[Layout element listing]
---

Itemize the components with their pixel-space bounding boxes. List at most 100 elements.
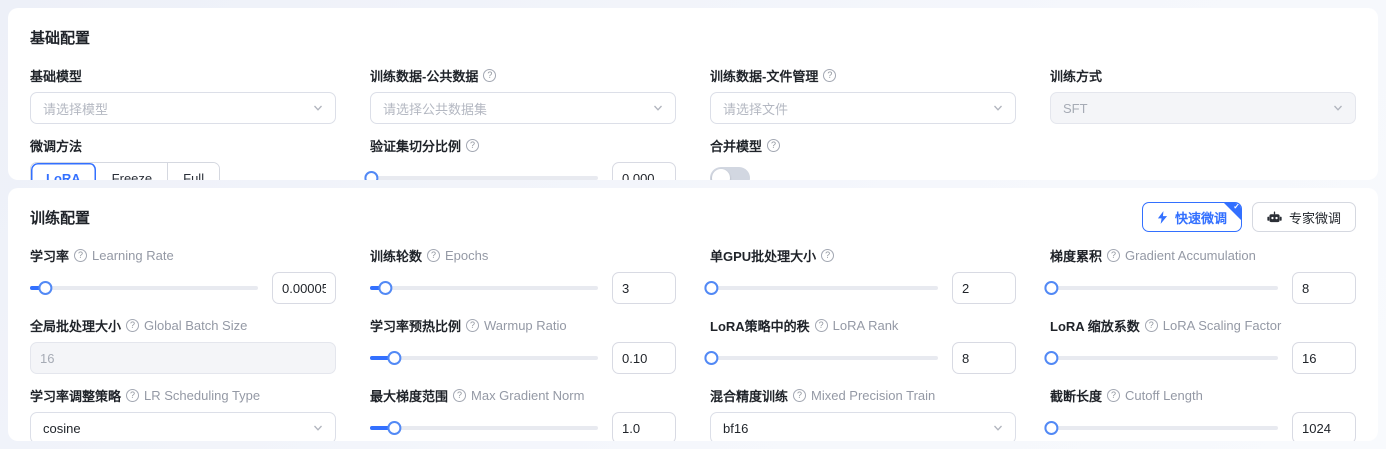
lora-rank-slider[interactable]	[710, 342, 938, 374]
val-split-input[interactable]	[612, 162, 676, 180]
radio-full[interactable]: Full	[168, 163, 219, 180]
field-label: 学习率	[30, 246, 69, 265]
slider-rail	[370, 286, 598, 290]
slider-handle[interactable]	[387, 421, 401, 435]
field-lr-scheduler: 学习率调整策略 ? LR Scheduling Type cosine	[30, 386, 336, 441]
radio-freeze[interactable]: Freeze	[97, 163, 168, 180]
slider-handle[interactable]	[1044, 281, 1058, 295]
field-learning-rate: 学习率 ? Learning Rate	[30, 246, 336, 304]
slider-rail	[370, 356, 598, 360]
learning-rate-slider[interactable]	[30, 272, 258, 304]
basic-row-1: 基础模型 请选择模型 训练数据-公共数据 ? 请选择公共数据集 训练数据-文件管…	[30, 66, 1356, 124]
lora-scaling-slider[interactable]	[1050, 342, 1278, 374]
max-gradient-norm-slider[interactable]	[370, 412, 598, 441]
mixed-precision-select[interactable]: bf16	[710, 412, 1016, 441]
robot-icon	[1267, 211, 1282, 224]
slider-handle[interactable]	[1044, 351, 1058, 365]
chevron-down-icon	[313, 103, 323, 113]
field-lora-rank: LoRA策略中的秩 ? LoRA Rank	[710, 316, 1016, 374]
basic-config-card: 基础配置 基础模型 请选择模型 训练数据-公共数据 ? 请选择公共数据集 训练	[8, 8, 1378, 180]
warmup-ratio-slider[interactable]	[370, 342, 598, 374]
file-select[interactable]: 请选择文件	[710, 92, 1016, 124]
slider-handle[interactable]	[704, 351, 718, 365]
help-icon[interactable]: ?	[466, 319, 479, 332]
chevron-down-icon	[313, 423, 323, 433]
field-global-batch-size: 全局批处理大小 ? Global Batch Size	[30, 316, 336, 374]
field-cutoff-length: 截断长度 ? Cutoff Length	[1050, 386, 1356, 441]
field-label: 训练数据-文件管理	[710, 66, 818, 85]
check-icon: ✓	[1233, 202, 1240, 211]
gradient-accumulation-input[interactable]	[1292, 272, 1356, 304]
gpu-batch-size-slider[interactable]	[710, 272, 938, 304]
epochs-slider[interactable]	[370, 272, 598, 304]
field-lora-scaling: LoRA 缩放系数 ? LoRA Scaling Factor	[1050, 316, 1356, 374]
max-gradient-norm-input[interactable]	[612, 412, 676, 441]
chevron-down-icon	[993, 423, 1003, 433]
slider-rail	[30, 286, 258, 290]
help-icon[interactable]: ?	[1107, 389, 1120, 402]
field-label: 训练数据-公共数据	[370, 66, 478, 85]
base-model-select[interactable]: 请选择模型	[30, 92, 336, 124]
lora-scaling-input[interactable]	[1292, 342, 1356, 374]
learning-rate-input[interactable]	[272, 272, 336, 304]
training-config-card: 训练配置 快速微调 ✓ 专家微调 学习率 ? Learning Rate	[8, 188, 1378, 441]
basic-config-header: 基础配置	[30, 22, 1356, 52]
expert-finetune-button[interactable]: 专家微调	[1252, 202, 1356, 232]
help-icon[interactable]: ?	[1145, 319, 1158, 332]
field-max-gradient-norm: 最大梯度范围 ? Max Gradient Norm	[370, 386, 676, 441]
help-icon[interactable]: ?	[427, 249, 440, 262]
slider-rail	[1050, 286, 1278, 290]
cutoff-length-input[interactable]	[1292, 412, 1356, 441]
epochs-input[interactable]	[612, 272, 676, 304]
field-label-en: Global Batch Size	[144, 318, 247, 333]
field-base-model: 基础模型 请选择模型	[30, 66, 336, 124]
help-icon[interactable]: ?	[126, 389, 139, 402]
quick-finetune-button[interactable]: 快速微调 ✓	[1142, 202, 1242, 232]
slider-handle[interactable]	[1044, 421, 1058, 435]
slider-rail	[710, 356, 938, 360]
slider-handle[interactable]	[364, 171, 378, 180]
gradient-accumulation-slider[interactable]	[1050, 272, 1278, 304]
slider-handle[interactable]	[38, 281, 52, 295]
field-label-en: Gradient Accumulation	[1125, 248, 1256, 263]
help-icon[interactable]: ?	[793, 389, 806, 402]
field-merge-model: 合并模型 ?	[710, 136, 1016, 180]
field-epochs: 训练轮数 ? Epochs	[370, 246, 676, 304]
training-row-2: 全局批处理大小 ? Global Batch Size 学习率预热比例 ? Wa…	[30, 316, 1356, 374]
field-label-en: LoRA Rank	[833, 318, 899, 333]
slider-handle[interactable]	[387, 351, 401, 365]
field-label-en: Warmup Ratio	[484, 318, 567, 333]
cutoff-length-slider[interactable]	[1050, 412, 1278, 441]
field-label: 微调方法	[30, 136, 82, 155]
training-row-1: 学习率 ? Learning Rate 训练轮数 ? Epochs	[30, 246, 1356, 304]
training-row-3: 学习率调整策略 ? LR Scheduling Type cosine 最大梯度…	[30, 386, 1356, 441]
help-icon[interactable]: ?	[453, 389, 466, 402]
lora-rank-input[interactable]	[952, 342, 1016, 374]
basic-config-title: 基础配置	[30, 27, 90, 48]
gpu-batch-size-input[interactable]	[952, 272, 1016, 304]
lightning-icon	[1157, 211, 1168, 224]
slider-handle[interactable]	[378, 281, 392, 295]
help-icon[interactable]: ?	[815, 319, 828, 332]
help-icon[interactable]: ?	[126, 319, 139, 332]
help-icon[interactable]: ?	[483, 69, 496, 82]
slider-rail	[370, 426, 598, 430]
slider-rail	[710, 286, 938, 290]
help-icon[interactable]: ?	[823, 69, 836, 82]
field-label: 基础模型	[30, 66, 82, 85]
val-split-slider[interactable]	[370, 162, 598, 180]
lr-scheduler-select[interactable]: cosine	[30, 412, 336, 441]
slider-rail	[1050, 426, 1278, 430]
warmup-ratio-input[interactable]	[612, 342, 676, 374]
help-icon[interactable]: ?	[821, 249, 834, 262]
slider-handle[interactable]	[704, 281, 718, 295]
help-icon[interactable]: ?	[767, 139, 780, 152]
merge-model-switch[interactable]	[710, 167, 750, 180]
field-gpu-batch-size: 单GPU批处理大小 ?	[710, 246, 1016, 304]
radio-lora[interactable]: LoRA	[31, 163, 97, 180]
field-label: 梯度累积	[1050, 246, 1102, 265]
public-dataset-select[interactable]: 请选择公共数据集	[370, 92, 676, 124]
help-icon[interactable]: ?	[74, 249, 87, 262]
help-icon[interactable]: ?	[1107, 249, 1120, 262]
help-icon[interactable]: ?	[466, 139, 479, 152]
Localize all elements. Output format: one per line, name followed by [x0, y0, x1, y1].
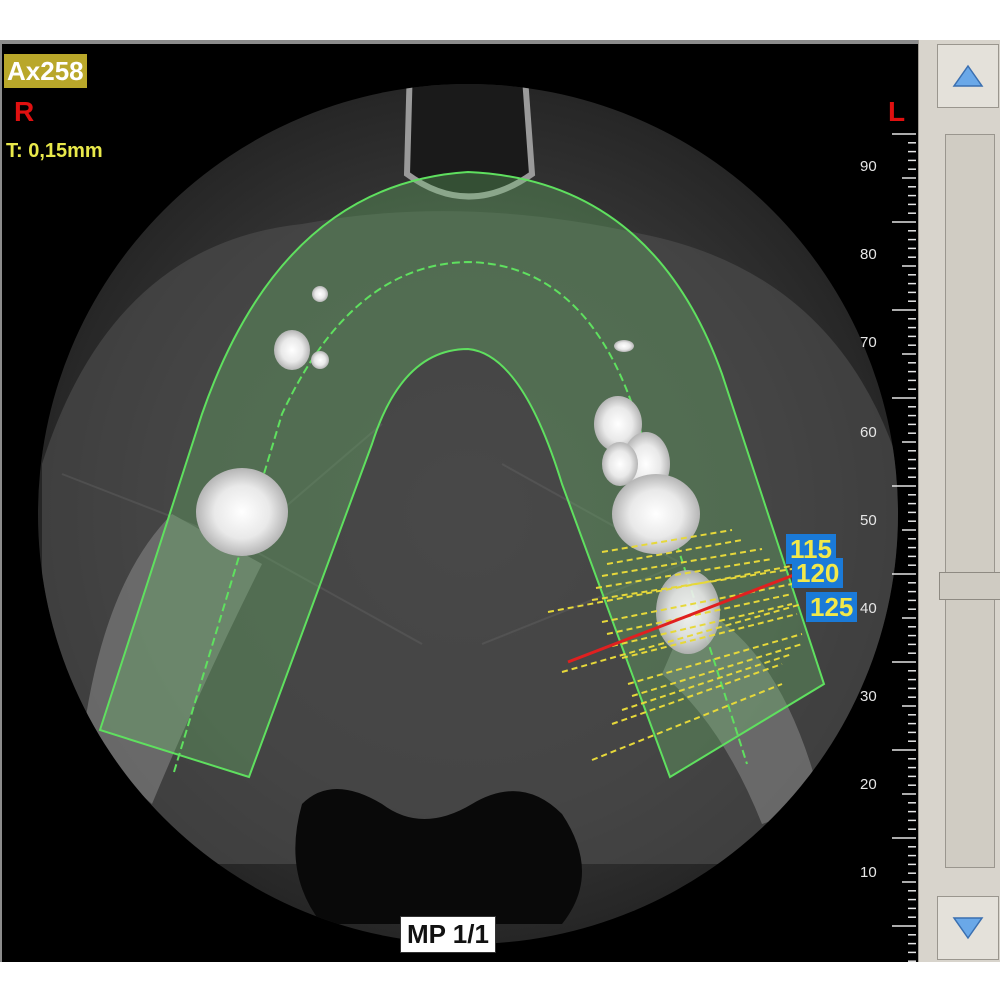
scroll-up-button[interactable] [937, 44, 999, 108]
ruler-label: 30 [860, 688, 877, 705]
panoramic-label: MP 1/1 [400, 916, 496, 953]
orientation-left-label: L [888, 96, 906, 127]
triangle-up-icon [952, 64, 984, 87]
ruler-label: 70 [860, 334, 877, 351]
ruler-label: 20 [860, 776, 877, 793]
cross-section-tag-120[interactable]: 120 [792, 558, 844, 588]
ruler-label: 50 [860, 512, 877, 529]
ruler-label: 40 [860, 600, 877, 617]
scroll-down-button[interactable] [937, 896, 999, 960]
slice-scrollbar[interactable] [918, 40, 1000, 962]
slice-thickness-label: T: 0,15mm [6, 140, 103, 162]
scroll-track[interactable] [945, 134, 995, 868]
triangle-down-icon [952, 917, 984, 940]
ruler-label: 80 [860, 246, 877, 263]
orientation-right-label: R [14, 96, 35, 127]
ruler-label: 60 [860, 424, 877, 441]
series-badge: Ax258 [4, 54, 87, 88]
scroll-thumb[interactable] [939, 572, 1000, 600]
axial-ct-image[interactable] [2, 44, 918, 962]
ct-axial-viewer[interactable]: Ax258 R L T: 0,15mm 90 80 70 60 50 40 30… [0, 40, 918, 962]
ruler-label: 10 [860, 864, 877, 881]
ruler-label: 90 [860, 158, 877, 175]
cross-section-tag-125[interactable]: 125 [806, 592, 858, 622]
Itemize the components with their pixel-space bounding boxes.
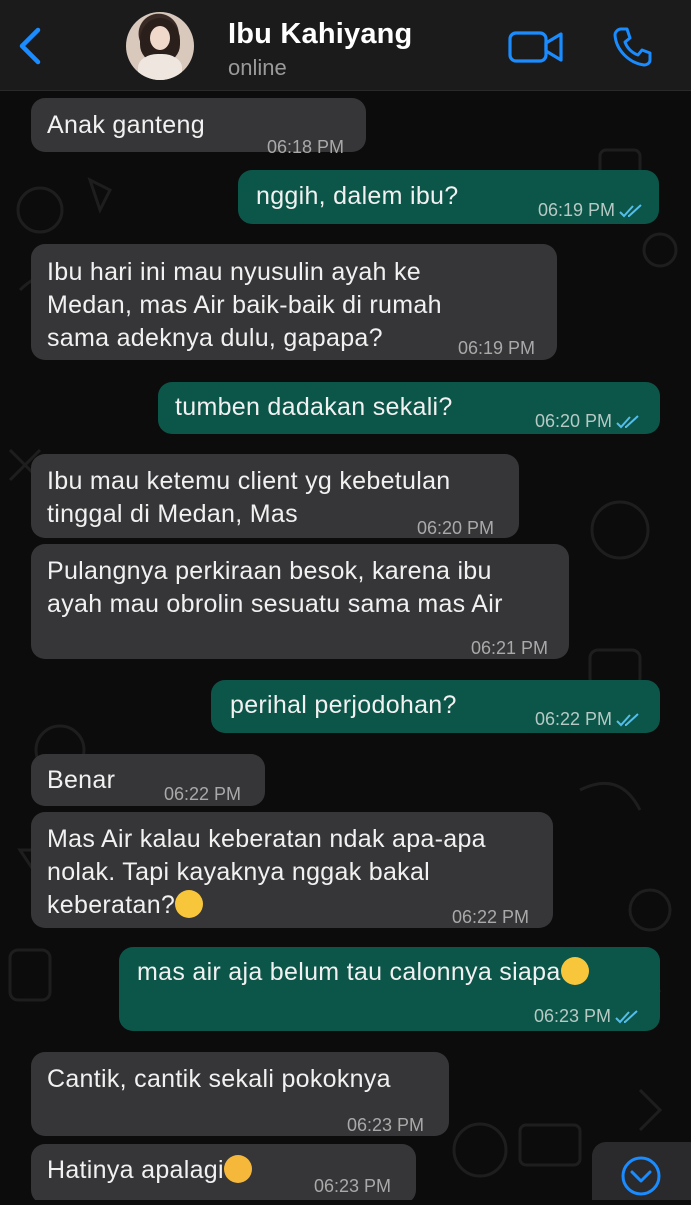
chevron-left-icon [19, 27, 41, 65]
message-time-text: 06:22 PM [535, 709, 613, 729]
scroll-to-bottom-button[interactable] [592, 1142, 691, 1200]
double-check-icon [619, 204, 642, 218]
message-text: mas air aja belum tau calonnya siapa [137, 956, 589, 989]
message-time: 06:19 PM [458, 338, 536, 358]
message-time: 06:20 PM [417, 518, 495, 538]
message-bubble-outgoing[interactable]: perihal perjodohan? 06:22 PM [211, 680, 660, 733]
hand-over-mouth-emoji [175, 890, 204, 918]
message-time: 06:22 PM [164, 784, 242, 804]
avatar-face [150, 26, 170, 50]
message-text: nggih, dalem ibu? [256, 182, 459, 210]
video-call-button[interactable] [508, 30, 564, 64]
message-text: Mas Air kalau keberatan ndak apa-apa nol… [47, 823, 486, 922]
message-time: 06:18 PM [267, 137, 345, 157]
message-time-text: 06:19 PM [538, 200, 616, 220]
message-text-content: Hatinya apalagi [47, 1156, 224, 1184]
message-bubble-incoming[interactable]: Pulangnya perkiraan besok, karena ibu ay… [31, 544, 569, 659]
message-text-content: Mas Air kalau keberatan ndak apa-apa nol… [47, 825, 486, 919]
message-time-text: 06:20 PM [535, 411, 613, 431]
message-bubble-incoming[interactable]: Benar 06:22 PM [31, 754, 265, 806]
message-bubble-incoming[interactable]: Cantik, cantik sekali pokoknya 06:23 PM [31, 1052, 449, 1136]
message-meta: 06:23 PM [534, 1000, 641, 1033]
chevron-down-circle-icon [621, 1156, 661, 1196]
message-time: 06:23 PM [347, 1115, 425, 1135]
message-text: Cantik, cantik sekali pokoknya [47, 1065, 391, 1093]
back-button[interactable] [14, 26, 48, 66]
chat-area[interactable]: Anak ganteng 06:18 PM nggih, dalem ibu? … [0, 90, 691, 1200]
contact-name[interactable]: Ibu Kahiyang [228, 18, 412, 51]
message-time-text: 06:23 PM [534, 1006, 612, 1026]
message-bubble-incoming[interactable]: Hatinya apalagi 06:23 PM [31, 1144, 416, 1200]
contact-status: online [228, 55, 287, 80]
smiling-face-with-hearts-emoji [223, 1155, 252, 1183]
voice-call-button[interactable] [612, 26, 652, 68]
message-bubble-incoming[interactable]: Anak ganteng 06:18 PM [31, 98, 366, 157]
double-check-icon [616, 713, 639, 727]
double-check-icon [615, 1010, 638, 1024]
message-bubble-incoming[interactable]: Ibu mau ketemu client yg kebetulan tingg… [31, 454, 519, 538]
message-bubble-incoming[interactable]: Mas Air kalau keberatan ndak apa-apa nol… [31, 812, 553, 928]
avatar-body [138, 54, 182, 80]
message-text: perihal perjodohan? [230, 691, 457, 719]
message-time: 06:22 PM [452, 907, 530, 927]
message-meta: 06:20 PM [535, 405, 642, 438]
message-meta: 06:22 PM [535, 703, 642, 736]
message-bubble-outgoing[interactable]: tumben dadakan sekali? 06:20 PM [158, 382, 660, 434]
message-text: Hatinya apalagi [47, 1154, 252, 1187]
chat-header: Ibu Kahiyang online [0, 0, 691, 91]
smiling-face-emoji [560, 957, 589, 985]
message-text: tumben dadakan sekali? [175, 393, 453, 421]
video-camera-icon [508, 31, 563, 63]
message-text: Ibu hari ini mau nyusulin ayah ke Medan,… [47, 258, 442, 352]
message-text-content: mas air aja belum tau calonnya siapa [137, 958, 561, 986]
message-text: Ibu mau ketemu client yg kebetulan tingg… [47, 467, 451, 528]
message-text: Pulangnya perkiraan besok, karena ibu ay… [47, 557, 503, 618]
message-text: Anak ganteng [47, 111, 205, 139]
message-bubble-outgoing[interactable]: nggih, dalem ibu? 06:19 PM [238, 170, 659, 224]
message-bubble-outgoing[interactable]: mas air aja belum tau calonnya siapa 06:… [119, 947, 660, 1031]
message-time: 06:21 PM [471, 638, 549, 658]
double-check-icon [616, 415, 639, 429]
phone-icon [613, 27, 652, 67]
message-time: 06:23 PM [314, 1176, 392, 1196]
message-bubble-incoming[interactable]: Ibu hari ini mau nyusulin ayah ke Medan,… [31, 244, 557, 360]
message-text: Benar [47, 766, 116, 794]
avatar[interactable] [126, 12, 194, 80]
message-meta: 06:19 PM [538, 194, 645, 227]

---

## Exercise brief:
Copy the lines of the listing verbatim, starting at the line that contains "chevron-left-icon [19, 27, 41, 65]" and ending at the line that contains "message-bubble-outgoing[interactable]: perihal perjodohan?".

## Answer below:
chevron-left-icon [19, 27, 41, 65]
message-time-text: 06:22 PM [535, 709, 613, 729]
scroll-to-bottom-button[interactable] [592, 1142, 691, 1200]
double-check-icon [619, 204, 642, 218]
message-text: mas air aja belum tau calonnya siapa [137, 956, 589, 989]
message-time: 06:19 PM [458, 338, 536, 358]
message-time: 06:20 PM [417, 518, 495, 538]
message-bubble-outgoing[interactable]: perihal perjodohan? 06:22 PM [211, 680, 660, 733]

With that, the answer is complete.